• _WRITTEN TASK_
Retype the whole listing below, character for character.

____________

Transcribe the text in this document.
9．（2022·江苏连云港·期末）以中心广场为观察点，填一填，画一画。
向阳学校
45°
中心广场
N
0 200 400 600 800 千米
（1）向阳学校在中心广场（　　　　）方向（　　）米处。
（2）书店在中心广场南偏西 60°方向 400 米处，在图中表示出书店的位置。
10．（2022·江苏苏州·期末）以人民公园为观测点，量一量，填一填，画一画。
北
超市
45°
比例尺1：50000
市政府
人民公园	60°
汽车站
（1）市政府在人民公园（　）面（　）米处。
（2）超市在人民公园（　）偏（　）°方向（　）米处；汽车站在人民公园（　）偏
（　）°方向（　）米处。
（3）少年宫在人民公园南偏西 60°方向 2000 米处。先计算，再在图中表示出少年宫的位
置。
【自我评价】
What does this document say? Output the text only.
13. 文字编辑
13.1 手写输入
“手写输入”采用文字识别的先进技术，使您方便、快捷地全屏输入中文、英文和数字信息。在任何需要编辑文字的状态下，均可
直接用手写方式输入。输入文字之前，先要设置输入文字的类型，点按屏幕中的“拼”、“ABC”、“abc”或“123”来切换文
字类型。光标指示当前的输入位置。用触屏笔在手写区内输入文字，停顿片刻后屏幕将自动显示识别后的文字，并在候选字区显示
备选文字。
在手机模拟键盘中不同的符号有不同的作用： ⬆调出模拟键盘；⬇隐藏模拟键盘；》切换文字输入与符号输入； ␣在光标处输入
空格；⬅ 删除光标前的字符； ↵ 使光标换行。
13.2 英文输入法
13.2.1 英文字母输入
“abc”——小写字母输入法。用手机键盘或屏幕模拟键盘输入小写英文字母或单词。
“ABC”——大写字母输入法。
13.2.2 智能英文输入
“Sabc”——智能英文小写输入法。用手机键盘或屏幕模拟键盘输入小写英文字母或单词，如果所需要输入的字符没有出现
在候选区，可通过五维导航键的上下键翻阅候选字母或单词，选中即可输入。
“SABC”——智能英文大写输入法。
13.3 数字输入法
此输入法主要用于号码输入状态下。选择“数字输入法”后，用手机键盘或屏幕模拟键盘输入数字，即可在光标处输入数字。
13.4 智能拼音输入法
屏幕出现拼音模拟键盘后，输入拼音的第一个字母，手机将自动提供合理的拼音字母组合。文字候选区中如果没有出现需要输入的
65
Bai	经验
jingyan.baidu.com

____________

• _ANSWER BELOW_
Transcribe the text in this document.
9．（2022·江苏连云港·期末）以中心广场为观察点，填一填，画一画。
向阳学校
45°
中心广场
N
0 200 400 600 800 千米
（1）向阳学校在中心广场（　　　　）方向（　　）米处。
（2）书店在中心广场南偏西 60°方向 400 米处，在图中表示出书店的位置。
10．（2022·江苏苏州·期末）以人民公园为观测点，量一量，填一填，画一画。
北
超市
45°
比例尺1：50000
市政府
人民公园	60°
汽车站
（1）市政府在人民公园（　）面（　）米处。
（2）超市在人民公园（　）偏（　）°方向（　）米处；汽车站在人民公园（　）偏
（　）°方向（　）米处。
（3）少年宫在人民公园南偏西 60°方向 2000 米处。先计算，再在图中表示出少年宫的位
置。
【自我评价】
What does this document say? Output the text only.
13. 文字编辑
13.1 手写输入
“手写输入”采用文字识别的先进技术，使您方便、快捷地全屏输入中文、英文和数字信息。在任何需要编辑文字的状态下，均可
直接用手写方式输入。输入文字之前，先要设置输入文字的类型，点按屏幕中的“拼”、“ABC”、“abc”或“123”来切换文
字类型。光标指示当前的输入位置。用触屏笔在手写区内输入文字，停顿片刻后屏幕将自动显示识别后的文字，并在候选字区显示
备选文字。
在手机模拟键盘中不同的符号有不同的作用： ⬆调出模拟键盘；⬇隐藏模拟键盘；》切换文字输入与符号输入； ␣在光标处输入
空格；⬅ 删除光标前的字符； ↵ 使光标换行。
13.2 英文输入法
13.2.1 英文字母输入
“abc”——小写字母输入法。用手机键盘或屏幕模拟键盘输入小写英文字母或单词。
“ABC”——大写字母输入法。
13.2.2 智能英文输入
“Sabc”——智能英文小写输入法。用手机键盘或屏幕模拟键盘输入小写英文字母或单词，如果所需要输入的字符没有出现
在候选区，可通过五维导航键的上下键翻阅候选字母或单词，选中即可输入。
“SABC”——智能英文大写输入法。
13.3 数字输入法
此输入法主要用于号码输入状态下。选择“数字输入法”后，用手机键盘或屏幕模拟键盘输入数字，即可在光标处输入数字。
13.4 智能拼音输入法
屏幕出现拼音模拟键盘后，输入拼音的第一个字母，手机将自动提供合理的拼音字母组合。文字候选区中如果没有出现需要输入的
65
Bai	经验
jingyan.baidu.com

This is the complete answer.